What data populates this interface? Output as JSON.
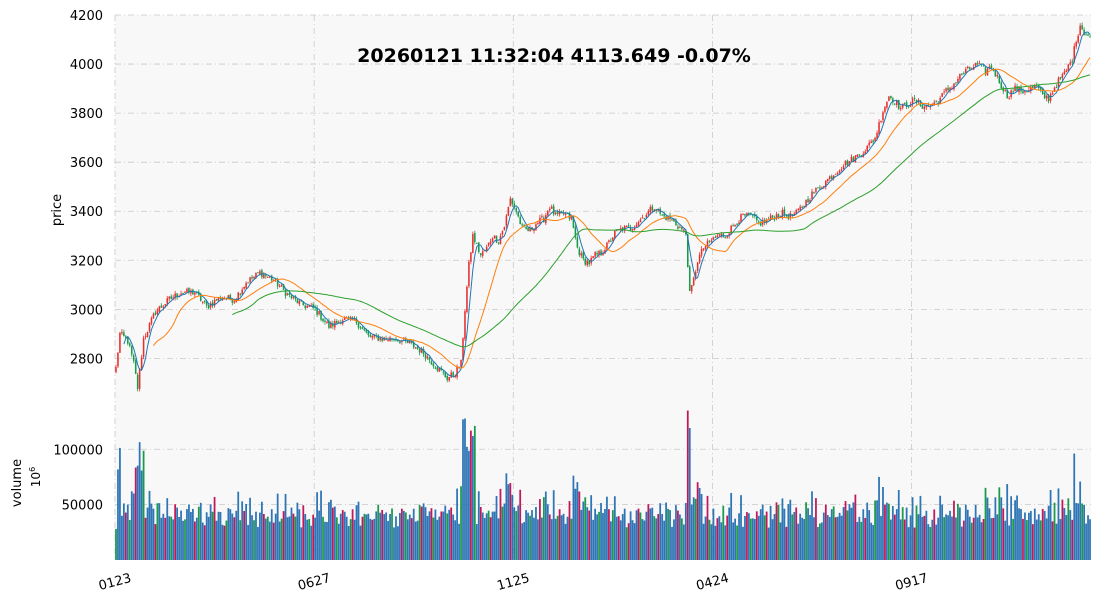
{
  "chart_data": [
    {
      "type": "candlestick",
      "title": "20260121 11:32:04   4113.649 -0.07%",
      "xlabel": "",
      "ylabel": "price",
      "ylim": [
        2610,
        4200
      ],
      "yticks": [
        2800,
        3000,
        3200,
        3400,
        3600,
        3800,
        4000,
        4200
      ],
      "xticks": [
        "0123",
        "0627",
        "1125",
        "0424",
        "0917"
      ],
      "grid": true,
      "legend": "none",
      "colors": {
        "up": "#e8312f",
        "down": "#1b9a4b",
        "ma_short": "#1f77b4",
        "ma_mid": "#ff7f0e",
        "ma_long": "#2ca02c"
      },
      "series": [
        {
          "name": "close",
          "anchors": [
            [
              0,
              2760
            ],
            [
              2,
              2900
            ],
            [
              6,
              2870
            ],
            [
              9,
              2780
            ],
            [
              11,
              2680
            ],
            [
              14,
              2880
            ],
            [
              20,
              2990
            ],
            [
              27,
              3040
            ],
            [
              33,
              3070
            ],
            [
              40,
              3070
            ],
            [
              46,
              3010
            ],
            [
              53,
              3050
            ],
            [
              60,
              3040
            ],
            [
              66,
              3110
            ],
            [
              73,
              3150
            ],
            [
              80,
              3120
            ],
            [
              87,
              3060
            ],
            [
              94,
              3020
            ],
            [
              101,
              3000
            ],
            [
              108,
              2930
            ],
            [
              115,
              2960
            ],
            [
              122,
              2950
            ],
            [
              128,
              2890
            ],
            [
              135,
              2880
            ],
            [
              142,
              2880
            ],
            [
              149,
              2860
            ],
            [
              155,
              2830
            ],
            [
              162,
              2770
            ],
            [
              168,
              2720
            ],
            [
              172,
              2740
            ],
            [
              175,
              2780
            ],
            [
              177,
              3000
            ],
            [
              179,
              3180
            ],
            [
              181,
              3300
            ],
            [
              183,
              3260
            ],
            [
              185,
              3220
            ],
            [
              188,
              3250
            ],
            [
              191,
              3300
            ],
            [
              194,
              3280
            ],
            [
              197,
              3340
            ],
            [
              200,
              3450
            ],
            [
              203,
              3400
            ],
            [
              206,
              3330
            ],
            [
              210,
              3320
            ],
            [
              213,
              3350
            ],
            [
              217,
              3370
            ],
            [
              220,
              3420
            ],
            [
              223,
              3380
            ],
            [
              227,
              3390
            ],
            [
              231,
              3370
            ],
            [
              234,
              3250
            ],
            [
              237,
              3200
            ],
            [
              240,
              3190
            ],
            [
              243,
              3220
            ],
            [
              246,
              3230
            ],
            [
              249,
              3260
            ],
            [
              253,
              3310
            ],
            [
              257,
              3330
            ],
            [
              261,
              3330
            ],
            [
              265,
              3360
            ],
            [
              269,
              3390
            ],
            [
              273,
              3420
            ],
            [
              277,
              3380
            ],
            [
              281,
              3370
            ],
            [
              285,
              3340
            ],
            [
              289,
              3310
            ],
            [
              291,
              3060
            ],
            [
              293,
              3120
            ],
            [
              295,
              3200
            ],
            [
              298,
              3250
            ],
            [
              302,
              3280
            ],
            [
              305,
              3300
            ],
            [
              309,
              3300
            ],
            [
              312,
              3330
            ],
            [
              315,
              3360
            ],
            [
              318,
              3380
            ],
            [
              322,
              3380
            ],
            [
              326,
              3350
            ],
            [
              330,
              3360
            ],
            [
              334,
              3380
            ],
            [
              338,
              3390
            ],
            [
              342,
              3380
            ],
            [
              345,
              3390
            ],
            [
              349,
              3430
            ],
            [
              353,
              3470
            ],
            [
              357,
              3500
            ],
            [
              361,
              3530
            ],
            [
              365,
              3560
            ],
            [
              369,
              3590
            ],
            [
              373,
              3610
            ],
            [
              377,
              3630
            ],
            [
              381,
              3660
            ],
            [
              385,
              3700
            ],
            [
              389,
              3810
            ],
            [
              392,
              3870
            ],
            [
              395,
              3850
            ],
            [
              398,
              3820
            ],
            [
              402,
              3840
            ],
            [
              405,
              3850
            ],
            [
              409,
              3830
            ],
            [
              413,
              3830
            ],
            [
              417,
              3850
            ],
            [
              421,
              3890
            ],
            [
              425,
              3920
            ],
            [
              429,
              3960
            ],
            [
              433,
              3980
            ],
            [
              437,
              4000
            ],
            [
              441,
              3970
            ],
            [
              444,
              3990
            ],
            [
              448,
              3930
            ],
            [
              452,
              3870
            ],
            [
              456,
              3900
            ],
            [
              460,
              3890
            ],
            [
              464,
              3900
            ],
            [
              467,
              3910
            ],
            [
              470,
              3870
            ],
            [
              473,
              3860
            ],
            [
              477,
              3920
            ],
            [
              481,
              3960
            ],
            [
              485,
              4020
            ],
            [
              487,
              4100
            ],
            [
              489,
              4160
            ],
            [
              491,
              4130
            ],
            [
              494,
              4110
            ]
          ],
          "n": 495,
          "xmax": 494
        },
        {
          "name": "volume",
          "ylabel": "volume",
          "unit": "10^6",
          "ylim": [
            0,
            140000
          ],
          "yticks": [
            50000,
            100000
          ]
        },
        {
          "name": "ma_short",
          "color": "#1f77b4"
        },
        {
          "name": "ma_mid",
          "color": "#ff7f0e"
        },
        {
          "name": "ma_long",
          "color": "#2ca02c"
        }
      ]
    }
  ]
}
════
● Exercise: Copy the entries above faithfully and omit every image.

● Output of the exercise:
What data populates this interface? Output as JSON.
{
  "chart_data": [
    {
      "type": "candlestick",
      "title": "20260121 11:32:04   4113.649 -0.07%",
      "xlabel": "",
      "ylabel": "price",
      "ylim": [
        2610,
        4200
      ],
      "yticks": [
        2800,
        3000,
        3200,
        3400,
        3600,
        3800,
        4000,
        4200
      ],
      "xticks": [
        "0123",
        "0627",
        "1125",
        "0424",
        "0917"
      ],
      "grid": true,
      "legend": "none",
      "colors": {
        "up": "#e8312f",
        "down": "#1b9a4b",
        "ma_short": "#1f77b4",
        "ma_mid": "#ff7f0e",
        "ma_long": "#2ca02c"
      },
      "series": [
        {
          "name": "close",
          "anchors": [
            [
              0,
              2760
            ],
            [
              2,
              2900
            ],
            [
              6,
              2870
            ],
            [
              9,
              2780
            ],
            [
              11,
              2680
            ],
            [
              14,
              2880
            ],
            [
              20,
              2990
            ],
            [
              27,
              3040
            ],
            [
              33,
              3070
            ],
            [
              40,
              3070
            ],
            [
              46,
              3010
            ],
            [
              53,
              3050
            ],
            [
              60,
              3040
            ],
            [
              66,
              3110
            ],
            [
              73,
              3150
            ],
            [
              80,
              3120
            ],
            [
              87,
              3060
            ],
            [
              94,
              3020
            ],
            [
              101,
              3000
            ],
            [
              108,
              2930
            ],
            [
              115,
              2960
            ],
            [
              122,
              2950
            ],
            [
              128,
              2890
            ],
            [
              135,
              2880
            ],
            [
              142,
              2880
            ],
            [
              149,
              2860
            ],
            [
              155,
              2830
            ],
            [
              162,
              2770
            ],
            [
              168,
              2720
            ],
            [
              172,
              2740
            ],
            [
              175,
              2780
            ],
            [
              177,
              3000
            ],
            [
              179,
              3180
            ],
            [
              181,
              3300
            ],
            [
              183,
              3260
            ],
            [
              185,
              3220
            ],
            [
              188,
              3250
            ],
            [
              191,
              3300
            ],
            [
              194,
              3280
            ],
            [
              197,
              3340
            ],
            [
              200,
              3450
            ],
            [
              203,
              3400
            ],
            [
              206,
              3330
            ],
            [
              210,
              3320
            ],
            [
              213,
              3350
            ],
            [
              217,
              3370
            ],
            [
              220,
              3420
            ],
            [
              223,
              3380
            ],
            [
              227,
              3390
            ],
            [
              231,
              3370
            ],
            [
              234,
              3250
            ],
            [
              237,
              3200
            ],
            [
              240,
              3190
            ],
            [
              243,
              3220
            ],
            [
              246,
              3230
            ],
            [
              249,
              3260
            ],
            [
              253,
              3310
            ],
            [
              257,
              3330
            ],
            [
              261,
              3330
            ],
            [
              265,
              3360
            ],
            [
              269,
              3390
            ],
            [
              273,
              3420
            ],
            [
              277,
              3380
            ],
            [
              281,
              3370
            ],
            [
              285,
              3340
            ],
            [
              289,
              3310
            ],
            [
              291,
              3060
            ],
            [
              293,
              3120
            ],
            [
              295,
              3200
            ],
            [
              298,
              3250
            ],
            [
              302,
              3280
            ],
            [
              305,
              3300
            ],
            [
              309,
              3300
            ],
            [
              312,
              3330
            ],
            [
              315,
              3360
            ],
            [
              318,
              3380
            ],
            [
              322,
              3380
            ],
            [
              326,
              3350
            ],
            [
              330,
              3360
            ],
            [
              334,
              3380
            ],
            [
              338,
              3390
            ],
            [
              342,
              3380
            ],
            [
              345,
              3390
            ],
            [
              349,
              3430
            ],
            [
              353,
              3470
            ],
            [
              357,
              3500
            ],
            [
              361,
              3530
            ],
            [
              365,
              3560
            ],
            [
              369,
              3590
            ],
            [
              373,
              3610
            ],
            [
              377,
              3630
            ],
            [
              381,
              3660
            ],
            [
              385,
              3700
            ],
            [
              389,
              3810
            ],
            [
              392,
              3870
            ],
            [
              395,
              3850
            ],
            [
              398,
              3820
            ],
            [
              402,
              3840
            ],
            [
              405,
              3850
            ],
            [
              409,
              3830
            ],
            [
              413,
              3830
            ],
            [
              417,
              3850
            ],
            [
              421,
              3890
            ],
            [
              425,
              3920
            ],
            [
              429,
              3960
            ],
            [
              433,
              3980
            ],
            [
              437,
              4000
            ],
            [
              441,
              3970
            ],
            [
              444,
              3990
            ],
            [
              448,
              3930
            ],
            [
              452,
              3870
            ],
            [
              456,
              3900
            ],
            [
              460,
              3890
            ],
            [
              464,
              3900
            ],
            [
              467,
              3910
            ],
            [
              470,
              3870
            ],
            [
              473,
              3860
            ],
            [
              477,
              3920
            ],
            [
              481,
              3960
            ],
            [
              485,
              4020
            ],
            [
              487,
              4100
            ],
            [
              489,
              4160
            ],
            [
              491,
              4130
            ],
            [
              494,
              4110
            ]
          ],
          "n": 495,
          "xmax": 494
        },
        {
          "name": "volume",
          "ylabel": "volume",
          "unit": "10^6",
          "ylim": [
            0,
            140000
          ],
          "yticks": [
            50000,
            100000
          ]
        },
        {
          "name": "ma_short",
          "color": "#1f77b4"
        },
        {
          "name": "ma_mid",
          "color": "#ff7f0e"
        },
        {
          "name": "ma_long",
          "color": "#2ca02c"
        }
      ]
    }
  ]
}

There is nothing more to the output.